_ASSIGNMENT_
Wherever a line in the data holds the word "Medical", pull that line out.

_STORED DATA_
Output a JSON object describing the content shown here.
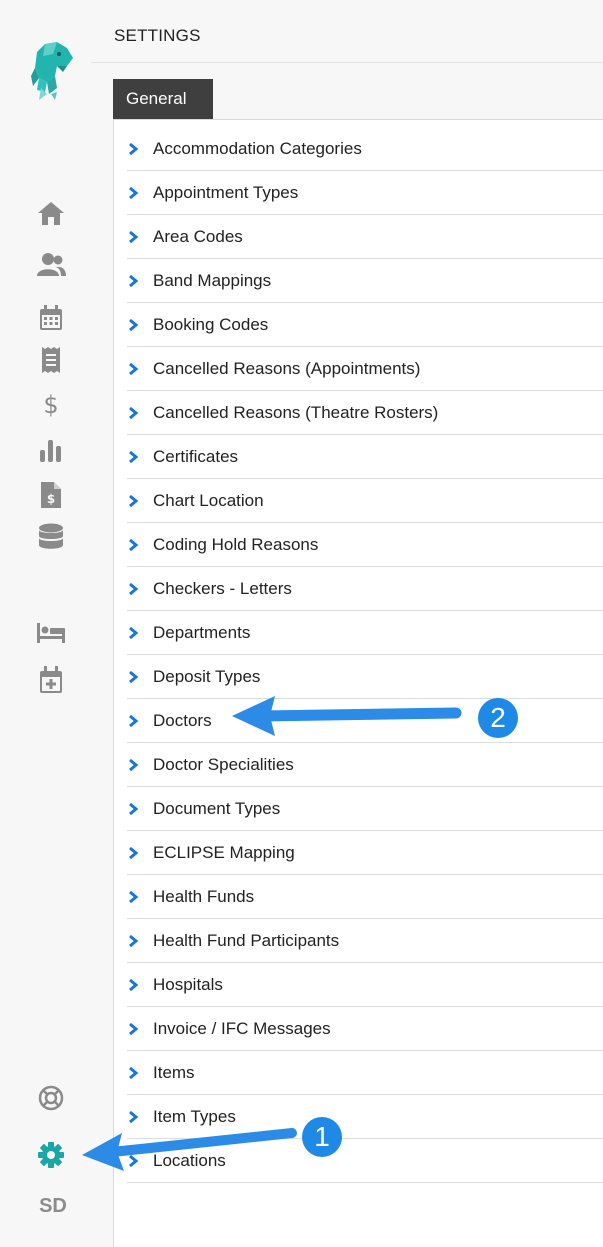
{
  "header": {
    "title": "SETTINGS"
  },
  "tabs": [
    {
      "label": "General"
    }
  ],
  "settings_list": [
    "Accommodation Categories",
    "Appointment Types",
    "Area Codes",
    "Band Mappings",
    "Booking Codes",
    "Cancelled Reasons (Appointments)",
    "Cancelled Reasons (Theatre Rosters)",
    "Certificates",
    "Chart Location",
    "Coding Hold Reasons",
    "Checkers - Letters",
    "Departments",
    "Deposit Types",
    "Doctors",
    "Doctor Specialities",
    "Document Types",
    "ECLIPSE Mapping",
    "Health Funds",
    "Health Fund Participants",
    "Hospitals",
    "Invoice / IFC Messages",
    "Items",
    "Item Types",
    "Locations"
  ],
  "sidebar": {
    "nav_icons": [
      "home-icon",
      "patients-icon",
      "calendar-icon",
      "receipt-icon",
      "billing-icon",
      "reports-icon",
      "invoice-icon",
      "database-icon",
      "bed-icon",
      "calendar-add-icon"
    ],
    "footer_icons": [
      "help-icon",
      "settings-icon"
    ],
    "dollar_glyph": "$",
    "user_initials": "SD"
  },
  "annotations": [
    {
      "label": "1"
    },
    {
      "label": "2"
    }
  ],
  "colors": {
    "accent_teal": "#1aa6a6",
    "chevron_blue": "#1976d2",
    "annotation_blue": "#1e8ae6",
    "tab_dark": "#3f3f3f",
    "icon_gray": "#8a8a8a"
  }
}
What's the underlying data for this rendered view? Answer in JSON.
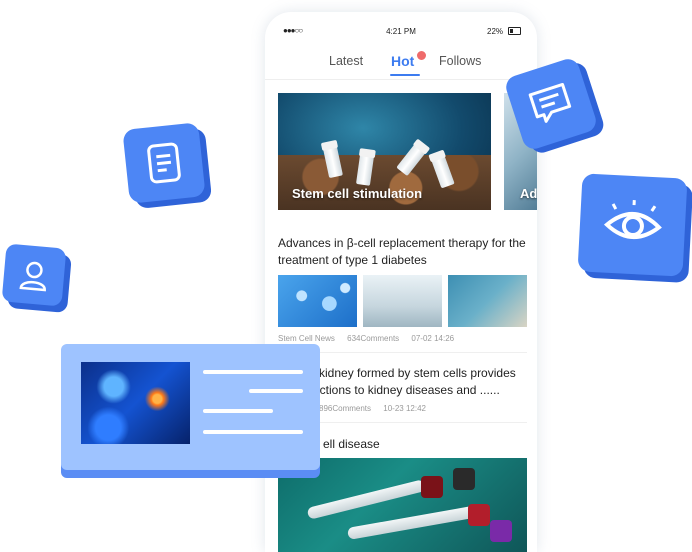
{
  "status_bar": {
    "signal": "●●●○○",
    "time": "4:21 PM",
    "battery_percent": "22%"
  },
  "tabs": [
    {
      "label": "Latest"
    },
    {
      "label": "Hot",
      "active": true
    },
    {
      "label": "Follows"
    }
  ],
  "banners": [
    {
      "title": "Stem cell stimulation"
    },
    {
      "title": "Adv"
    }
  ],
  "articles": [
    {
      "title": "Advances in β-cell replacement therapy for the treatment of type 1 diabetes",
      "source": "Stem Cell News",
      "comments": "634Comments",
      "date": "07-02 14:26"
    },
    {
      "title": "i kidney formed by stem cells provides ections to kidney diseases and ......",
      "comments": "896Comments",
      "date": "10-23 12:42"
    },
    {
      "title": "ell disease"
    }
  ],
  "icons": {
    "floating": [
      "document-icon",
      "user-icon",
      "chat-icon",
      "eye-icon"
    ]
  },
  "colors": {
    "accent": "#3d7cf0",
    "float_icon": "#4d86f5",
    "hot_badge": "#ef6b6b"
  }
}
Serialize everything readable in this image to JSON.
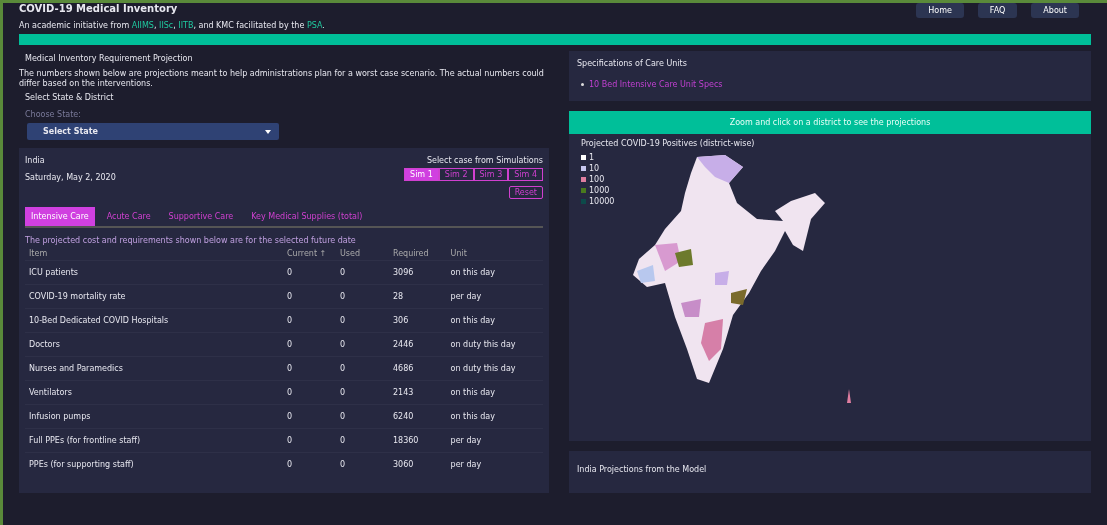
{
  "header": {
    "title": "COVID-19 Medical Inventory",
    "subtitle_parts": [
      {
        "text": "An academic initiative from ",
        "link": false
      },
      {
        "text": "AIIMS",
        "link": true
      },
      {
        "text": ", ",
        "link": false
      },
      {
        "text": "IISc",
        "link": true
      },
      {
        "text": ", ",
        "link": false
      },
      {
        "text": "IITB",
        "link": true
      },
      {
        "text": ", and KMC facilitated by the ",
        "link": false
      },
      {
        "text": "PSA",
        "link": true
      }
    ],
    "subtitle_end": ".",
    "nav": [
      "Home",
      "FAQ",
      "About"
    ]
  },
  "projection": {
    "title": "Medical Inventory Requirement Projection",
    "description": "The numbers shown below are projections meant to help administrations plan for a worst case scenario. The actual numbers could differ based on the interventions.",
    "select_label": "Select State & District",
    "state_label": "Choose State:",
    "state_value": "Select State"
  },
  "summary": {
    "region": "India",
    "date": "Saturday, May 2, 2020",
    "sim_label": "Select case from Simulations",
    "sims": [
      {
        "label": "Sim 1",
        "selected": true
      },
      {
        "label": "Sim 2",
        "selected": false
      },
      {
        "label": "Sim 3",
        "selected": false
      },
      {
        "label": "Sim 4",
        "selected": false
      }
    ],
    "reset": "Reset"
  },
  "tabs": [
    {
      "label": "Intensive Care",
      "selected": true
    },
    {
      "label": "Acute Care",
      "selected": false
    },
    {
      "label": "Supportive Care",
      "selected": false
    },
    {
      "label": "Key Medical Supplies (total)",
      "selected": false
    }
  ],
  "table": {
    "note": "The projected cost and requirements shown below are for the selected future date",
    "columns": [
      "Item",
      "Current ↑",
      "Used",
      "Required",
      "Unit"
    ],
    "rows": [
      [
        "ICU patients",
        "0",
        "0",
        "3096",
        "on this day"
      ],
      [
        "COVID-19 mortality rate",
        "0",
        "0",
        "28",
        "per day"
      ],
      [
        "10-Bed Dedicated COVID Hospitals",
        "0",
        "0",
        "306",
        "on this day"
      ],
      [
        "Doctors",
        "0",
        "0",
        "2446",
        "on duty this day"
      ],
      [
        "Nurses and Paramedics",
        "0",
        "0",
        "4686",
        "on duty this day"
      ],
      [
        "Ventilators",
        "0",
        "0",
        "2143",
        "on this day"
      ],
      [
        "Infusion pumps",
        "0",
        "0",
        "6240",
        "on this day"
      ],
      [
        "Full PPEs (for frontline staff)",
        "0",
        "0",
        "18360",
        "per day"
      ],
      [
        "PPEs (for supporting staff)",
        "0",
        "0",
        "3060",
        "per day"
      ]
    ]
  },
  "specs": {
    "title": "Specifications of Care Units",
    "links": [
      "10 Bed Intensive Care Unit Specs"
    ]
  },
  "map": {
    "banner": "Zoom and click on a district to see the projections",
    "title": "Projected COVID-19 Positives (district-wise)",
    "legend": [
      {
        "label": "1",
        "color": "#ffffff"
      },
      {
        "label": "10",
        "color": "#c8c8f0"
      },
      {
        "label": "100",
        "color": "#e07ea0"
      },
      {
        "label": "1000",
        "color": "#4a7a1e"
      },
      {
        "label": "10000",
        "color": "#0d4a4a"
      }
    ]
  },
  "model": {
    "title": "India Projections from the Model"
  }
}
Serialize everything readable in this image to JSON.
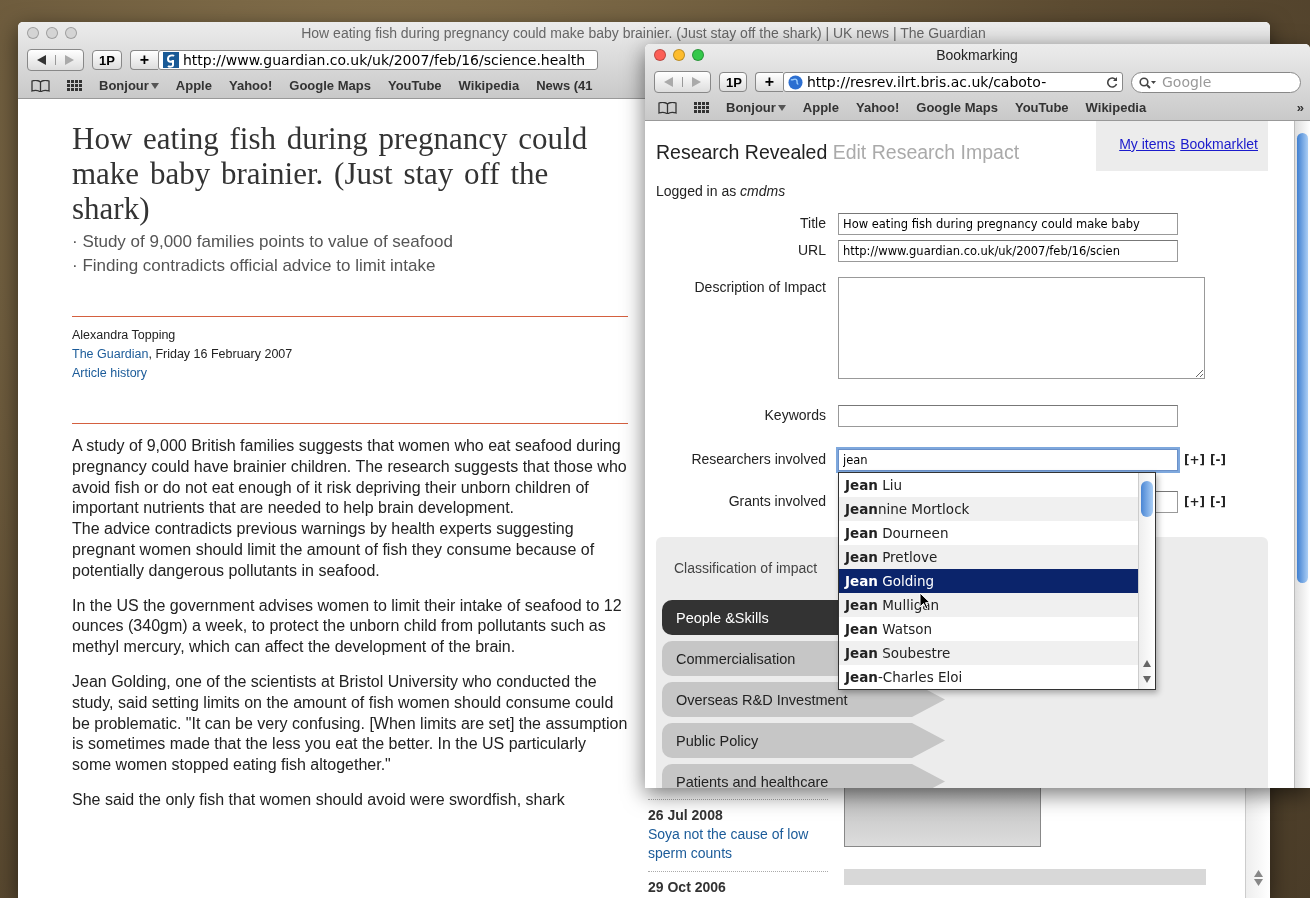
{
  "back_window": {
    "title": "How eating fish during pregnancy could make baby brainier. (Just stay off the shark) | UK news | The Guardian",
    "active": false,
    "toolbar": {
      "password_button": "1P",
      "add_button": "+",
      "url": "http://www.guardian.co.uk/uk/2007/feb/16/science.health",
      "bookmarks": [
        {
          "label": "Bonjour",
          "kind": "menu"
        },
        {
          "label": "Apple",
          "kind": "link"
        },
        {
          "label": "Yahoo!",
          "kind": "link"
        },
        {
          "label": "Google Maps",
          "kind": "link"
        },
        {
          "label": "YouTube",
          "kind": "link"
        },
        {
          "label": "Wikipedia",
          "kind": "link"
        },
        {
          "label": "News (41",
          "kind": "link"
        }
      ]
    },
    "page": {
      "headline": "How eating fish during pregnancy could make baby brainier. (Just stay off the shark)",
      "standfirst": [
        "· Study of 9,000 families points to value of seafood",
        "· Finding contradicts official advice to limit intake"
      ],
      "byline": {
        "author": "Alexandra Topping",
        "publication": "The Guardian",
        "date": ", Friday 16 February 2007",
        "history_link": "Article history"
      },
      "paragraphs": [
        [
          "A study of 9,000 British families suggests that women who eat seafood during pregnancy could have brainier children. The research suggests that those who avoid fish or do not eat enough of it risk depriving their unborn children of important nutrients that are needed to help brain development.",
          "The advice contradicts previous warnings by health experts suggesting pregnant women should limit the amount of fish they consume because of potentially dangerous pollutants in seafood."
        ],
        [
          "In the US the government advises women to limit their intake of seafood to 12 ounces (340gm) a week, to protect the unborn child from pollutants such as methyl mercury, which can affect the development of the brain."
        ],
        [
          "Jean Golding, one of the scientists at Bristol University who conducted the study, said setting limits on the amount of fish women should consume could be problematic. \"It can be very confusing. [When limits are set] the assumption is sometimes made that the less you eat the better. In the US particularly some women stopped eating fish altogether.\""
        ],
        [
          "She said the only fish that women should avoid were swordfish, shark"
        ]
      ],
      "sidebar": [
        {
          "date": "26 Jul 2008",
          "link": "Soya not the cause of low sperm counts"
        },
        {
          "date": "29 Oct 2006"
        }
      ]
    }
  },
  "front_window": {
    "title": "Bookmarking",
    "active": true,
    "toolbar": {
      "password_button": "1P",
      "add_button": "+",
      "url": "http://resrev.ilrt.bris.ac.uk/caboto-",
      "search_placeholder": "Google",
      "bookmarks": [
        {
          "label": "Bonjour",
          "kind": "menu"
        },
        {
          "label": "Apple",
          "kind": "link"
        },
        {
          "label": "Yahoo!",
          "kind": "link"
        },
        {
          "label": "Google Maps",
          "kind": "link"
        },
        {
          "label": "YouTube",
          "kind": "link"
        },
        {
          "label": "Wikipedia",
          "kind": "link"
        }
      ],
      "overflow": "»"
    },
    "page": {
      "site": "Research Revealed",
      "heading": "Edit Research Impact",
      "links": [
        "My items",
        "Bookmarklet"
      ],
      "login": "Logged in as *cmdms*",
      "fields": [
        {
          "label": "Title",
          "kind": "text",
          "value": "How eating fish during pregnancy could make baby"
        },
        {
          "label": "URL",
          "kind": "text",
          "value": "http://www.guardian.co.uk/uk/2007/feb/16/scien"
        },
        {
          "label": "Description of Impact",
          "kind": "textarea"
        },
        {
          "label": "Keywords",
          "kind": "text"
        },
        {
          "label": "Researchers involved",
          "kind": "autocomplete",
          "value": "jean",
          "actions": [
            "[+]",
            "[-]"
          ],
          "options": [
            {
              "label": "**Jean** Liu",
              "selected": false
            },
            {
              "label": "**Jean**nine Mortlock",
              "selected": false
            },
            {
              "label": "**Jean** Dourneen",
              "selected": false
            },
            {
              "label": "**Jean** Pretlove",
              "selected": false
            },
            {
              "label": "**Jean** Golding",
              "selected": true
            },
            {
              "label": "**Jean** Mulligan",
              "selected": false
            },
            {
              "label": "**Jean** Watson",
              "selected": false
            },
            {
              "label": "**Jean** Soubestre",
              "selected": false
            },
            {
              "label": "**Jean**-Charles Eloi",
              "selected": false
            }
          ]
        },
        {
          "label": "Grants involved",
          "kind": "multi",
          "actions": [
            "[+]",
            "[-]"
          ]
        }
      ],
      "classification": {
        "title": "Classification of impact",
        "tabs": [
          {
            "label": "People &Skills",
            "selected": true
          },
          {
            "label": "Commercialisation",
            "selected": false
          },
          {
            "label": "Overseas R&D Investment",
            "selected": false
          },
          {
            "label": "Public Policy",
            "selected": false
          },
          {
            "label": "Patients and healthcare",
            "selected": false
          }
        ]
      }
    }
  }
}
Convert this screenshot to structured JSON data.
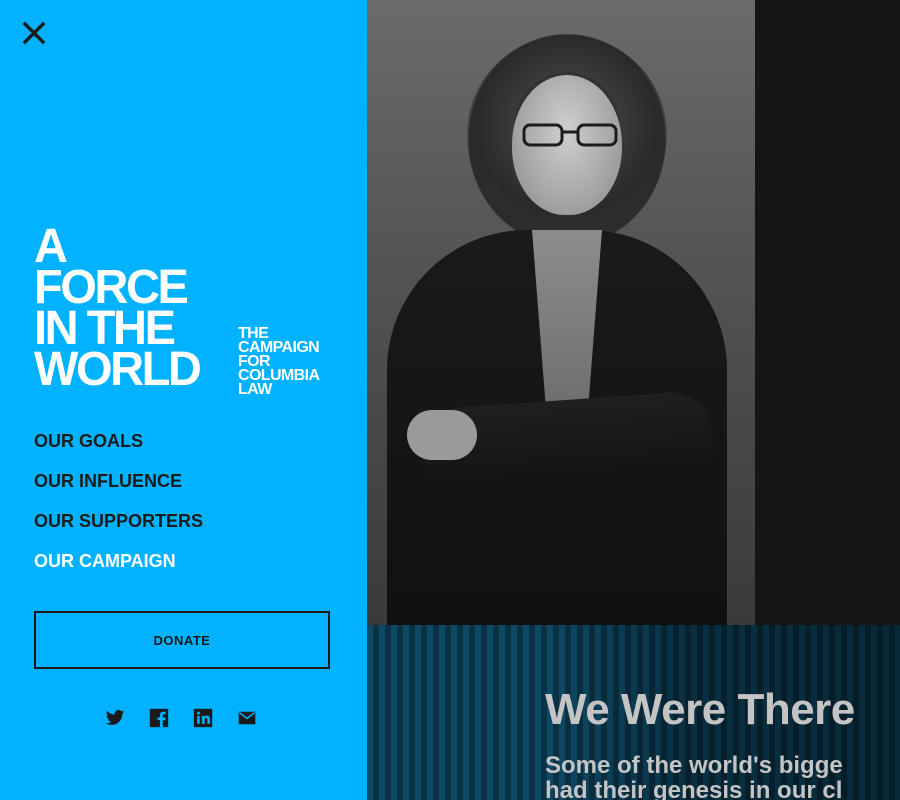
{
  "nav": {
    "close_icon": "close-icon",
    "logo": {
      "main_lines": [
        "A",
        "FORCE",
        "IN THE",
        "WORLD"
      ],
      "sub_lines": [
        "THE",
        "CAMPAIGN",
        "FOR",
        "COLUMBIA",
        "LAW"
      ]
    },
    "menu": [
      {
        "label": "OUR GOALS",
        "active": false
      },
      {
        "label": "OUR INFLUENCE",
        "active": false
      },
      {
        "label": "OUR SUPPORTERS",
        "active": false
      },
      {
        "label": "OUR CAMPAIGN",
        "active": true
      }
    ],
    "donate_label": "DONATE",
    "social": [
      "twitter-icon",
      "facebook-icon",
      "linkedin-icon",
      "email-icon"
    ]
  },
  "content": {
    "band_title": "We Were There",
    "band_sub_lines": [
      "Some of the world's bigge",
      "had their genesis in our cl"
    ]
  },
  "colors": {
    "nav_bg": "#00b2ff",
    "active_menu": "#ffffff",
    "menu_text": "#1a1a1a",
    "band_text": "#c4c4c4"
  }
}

_SOLUTION TO THIS EXERCISE_
    "title": "COVID-19 Medical Inventory",
    "title": "Medical Inventory Requirement Projection",
      "label": "Key Medical Supplies (total)",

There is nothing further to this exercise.